Material provided:
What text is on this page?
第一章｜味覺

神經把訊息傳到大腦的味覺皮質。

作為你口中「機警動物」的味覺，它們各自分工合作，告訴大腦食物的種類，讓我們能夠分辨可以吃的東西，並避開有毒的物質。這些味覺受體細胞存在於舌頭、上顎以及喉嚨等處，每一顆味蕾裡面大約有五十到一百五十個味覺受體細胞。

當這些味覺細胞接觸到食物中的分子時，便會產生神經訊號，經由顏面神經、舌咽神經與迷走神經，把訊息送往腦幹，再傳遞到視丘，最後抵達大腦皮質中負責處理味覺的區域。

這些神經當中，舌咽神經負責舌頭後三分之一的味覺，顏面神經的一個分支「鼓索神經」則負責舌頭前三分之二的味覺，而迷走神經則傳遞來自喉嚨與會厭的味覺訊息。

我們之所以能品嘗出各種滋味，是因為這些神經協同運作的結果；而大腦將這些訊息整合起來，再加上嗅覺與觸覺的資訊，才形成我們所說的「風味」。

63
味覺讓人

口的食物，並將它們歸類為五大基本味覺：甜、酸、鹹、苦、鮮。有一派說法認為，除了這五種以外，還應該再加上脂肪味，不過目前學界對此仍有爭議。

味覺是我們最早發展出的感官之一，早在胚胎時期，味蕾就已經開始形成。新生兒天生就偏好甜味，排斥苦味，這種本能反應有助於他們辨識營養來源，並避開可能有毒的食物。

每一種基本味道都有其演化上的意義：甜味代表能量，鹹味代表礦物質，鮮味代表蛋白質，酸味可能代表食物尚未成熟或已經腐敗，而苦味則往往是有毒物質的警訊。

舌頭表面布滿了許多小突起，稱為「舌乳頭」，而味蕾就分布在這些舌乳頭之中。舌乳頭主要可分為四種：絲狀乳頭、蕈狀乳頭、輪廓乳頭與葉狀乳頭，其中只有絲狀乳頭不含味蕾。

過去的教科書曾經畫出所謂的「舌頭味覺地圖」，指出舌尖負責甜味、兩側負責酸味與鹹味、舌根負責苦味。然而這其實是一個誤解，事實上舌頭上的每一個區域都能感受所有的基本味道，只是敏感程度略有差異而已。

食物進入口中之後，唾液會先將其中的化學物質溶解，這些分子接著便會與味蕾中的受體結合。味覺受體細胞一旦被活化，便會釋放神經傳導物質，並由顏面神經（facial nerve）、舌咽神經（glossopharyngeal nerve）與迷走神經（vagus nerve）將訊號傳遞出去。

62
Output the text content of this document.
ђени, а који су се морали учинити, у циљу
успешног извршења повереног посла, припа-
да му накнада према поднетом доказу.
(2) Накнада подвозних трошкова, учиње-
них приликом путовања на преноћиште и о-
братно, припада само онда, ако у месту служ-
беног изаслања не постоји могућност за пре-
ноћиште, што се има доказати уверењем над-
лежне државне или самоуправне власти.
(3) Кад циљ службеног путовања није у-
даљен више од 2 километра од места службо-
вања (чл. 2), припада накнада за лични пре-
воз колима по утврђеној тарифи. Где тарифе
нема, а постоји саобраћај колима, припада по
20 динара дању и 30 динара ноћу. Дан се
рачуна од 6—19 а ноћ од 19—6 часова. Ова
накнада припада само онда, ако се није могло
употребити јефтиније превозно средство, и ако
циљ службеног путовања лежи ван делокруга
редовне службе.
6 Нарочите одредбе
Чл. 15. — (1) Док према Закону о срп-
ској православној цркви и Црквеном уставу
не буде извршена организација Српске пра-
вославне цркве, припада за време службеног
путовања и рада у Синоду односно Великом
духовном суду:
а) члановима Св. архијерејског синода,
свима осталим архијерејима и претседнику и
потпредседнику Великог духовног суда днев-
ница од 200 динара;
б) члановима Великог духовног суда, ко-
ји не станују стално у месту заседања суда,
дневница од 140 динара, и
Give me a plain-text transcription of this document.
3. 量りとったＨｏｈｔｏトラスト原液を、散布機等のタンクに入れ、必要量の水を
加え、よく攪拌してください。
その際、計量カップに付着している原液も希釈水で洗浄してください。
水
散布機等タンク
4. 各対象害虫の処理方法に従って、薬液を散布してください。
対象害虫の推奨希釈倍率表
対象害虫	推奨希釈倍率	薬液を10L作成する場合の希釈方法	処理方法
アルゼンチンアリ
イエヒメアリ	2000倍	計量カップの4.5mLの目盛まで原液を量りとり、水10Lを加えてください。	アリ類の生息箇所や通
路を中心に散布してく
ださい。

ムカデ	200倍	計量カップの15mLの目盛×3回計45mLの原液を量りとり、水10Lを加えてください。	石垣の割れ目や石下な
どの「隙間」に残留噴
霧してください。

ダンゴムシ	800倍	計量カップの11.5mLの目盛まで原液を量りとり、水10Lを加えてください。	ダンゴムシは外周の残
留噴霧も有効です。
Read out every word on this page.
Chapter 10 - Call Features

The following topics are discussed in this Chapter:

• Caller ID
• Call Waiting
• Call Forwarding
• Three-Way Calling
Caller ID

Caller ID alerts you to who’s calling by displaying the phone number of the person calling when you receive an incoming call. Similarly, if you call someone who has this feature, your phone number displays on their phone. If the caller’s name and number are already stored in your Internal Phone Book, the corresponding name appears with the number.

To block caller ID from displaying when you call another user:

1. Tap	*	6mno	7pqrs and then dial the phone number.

Task statement: All of the data needs to be printed once more, exactly.

The output:
What text is on this page?
第一章｜味覺

神經把訊息傳到大腦的味覺皮質。

作為你口中「機警動物」的味覺，它們各自分工合作，告訴大腦食物的種類，讓我們能夠分辨可以吃的東西，並避開有毒的物質。這些味覺受體細胞存在於舌頭、上顎以及喉嚨等處，每一顆味蕾裡面大約有五十到一百五十個味覺受體細胞。

當這些味覺細胞接觸到食物中的分子時，便會產生神經訊號，經由顏面神經、舌咽神經與迷走神經，把訊息送往腦幹，再傳遞到視丘，最後抵達大腦皮質中負責處理味覺的區域。

這些神經當中，舌咽神經負責舌頭後三分之一的味覺，顏面神經的一個分支「鼓索神經」則負責舌頭前三分之二的味覺，而迷走神經則傳遞來自喉嚨與會厭的味覺訊息。

我們之所以能品嘗出各種滋味，是因為這些神經協同運作的結果；而大腦將這些訊息整合起來，再加上嗅覺與觸覺的資訊，才形成我們所說的「風味」。

63
味覺讓人

口的食物，並將它們歸類為五大基本味覺：甜、酸、鹹、苦、鮮。有一派說法認為，除了這五種以外，還應該再加上脂肪味，不過目前學界對此仍有爭議。

味覺是我們最早發展出的感官之一，早在胚胎時期，味蕾就已經開始形成。新生兒天生就偏好甜味，排斥苦味，這種本能反應有助於他們辨識營養來源，並避開可能有毒的食物。

每一種基本味道都有其演化上的意義：甜味代表能量，鹹味代表礦物質，鮮味代表蛋白質，酸味可能代表食物尚未成熟或已經腐敗，而苦味則往往是有毒物質的警訊。

舌頭表面布滿了許多小突起，稱為「舌乳頭」，而味蕾就分布在這些舌乳頭之中。舌乳頭主要可分為四種：絲狀乳頭、蕈狀乳頭、輪廓乳頭與葉狀乳頭，其中只有絲狀乳頭不含味蕾。

過去的教科書曾經畫出所謂的「舌頭味覺地圖」，指出舌尖負責甜味、兩側負責酸味與鹹味、舌根負責苦味。然而這其實是一個誤解，事實上舌頭上的每一個區域都能感受所有的基本味道，只是敏感程度略有差異而已。

食物進入口中之後，唾液會先將其中的化學物質溶解，這些分子接著便會與味蕾中的受體結合。味覺受體細胞一旦被活化，便會釋放神經傳導物質，並由顏面神經（facial nerve）、舌咽神經（glossopharyngeal nerve）與迷走神經（vagus nerve）將訊號傳遞出去。

62
Output the text content of this document.
ђени, а који су се морали учинити, у циљу
успешног извршења повереног посла, припа-
да му накнада према поднетом доказу.
(2) Накнада подвозних трошкова, учиње-
них приликом путовања на преноћиште и о-
братно, припада само онда, ако у месту служ-
беног изаслања не постоји могућност за пре-
ноћиште, што се има доказати уверењем над-
лежне државне или самоуправне власти.
(3) Кад циљ службеног путовања није у-
даљен више од 2 километра од места службо-
вања (чл. 2), припада накнада за лични пре-
воз колима по утврђеној тарифи. Где тарифе
нема, а постоји саобраћај колима, припада по
20 динара дању и 30 динара ноћу. Дан се
рачуна од 6—19 а ноћ од 19—6 часова. Ова
накнада припада само онда, ако се није могло
употребити јефтиније превозно средство, и ако
циљ службеног путовања лежи ван делокруга
редовне службе.
6 Нарочите одредбе
Чл. 15. — (1) Док према Закону о срп-
ској православној цркви и Црквеном уставу
не буде извршена организација Српске пра-
вославне цркве, припада за време службеног
путовања и рада у Синоду односно Великом
духовном суду:
а) члановима Св. архијерејског синода,
свима осталим архијерејима и претседнику и
потпредседнику Великог духовног суда днев-
ница од 200 динара;
б) члановима Великог духовног суда, ко-
ји не станују стално у месту заседања суда,
дневница од 140 динара, и
Give me a plain-text transcription of this document.
3. 量りとったＨｏｈｔｏトラスト原液を、散布機等のタンクに入れ、必要量の水を
加え、よく攪拌してください。
その際、計量カップに付着している原液も希釈水で洗浄してください。
水
散布機等タンク
4. 各対象害虫の処理方法に従って、薬液を散布してください。
対象害虫の推奨希釈倍率表
対象害虫	推奨希釈倍率	薬液を10L作成する場合の希釈方法	処理方法
アルゼンチンアリ
イエヒメアリ	2000倍	計量カップの4.5mLの目盛まで原液を量りとり、水10Lを加えてください。	アリ類の生息箇所や通
路を中心に散布してく
ださい。

ムカデ	200倍	計量カップの15mLの目盛×3回計45mLの原液を量りとり、水10Lを加えてください。	石垣の割れ目や石下な
どの「隙間」に残留噴
霧してください。

ダンゴムシ	800倍	計量カップの11.5mLの目盛まで原液を量りとり、水10Lを加えてください。	ダンゴムシは外周の残
留噴霧も有効です。
Read out every word on this page.
Chapter 10 - Call Features

The following topics are discussed in this Chapter:

• Caller ID
• Call Waiting
• Call Forwarding
• Three-Way Calling
Caller ID

Caller ID alerts you to who’s calling by displaying the phone number of the person calling when you receive an incoming call. Similarly, if you call someone who has this feature, your phone number displays on their phone. If the caller’s name and number are already stored in your Internal Phone Book, the corresponding name appears with the number.

To block caller ID from displaying when you call another user:

1. Tap	*	6mno	7pqrs and then dial the phone number.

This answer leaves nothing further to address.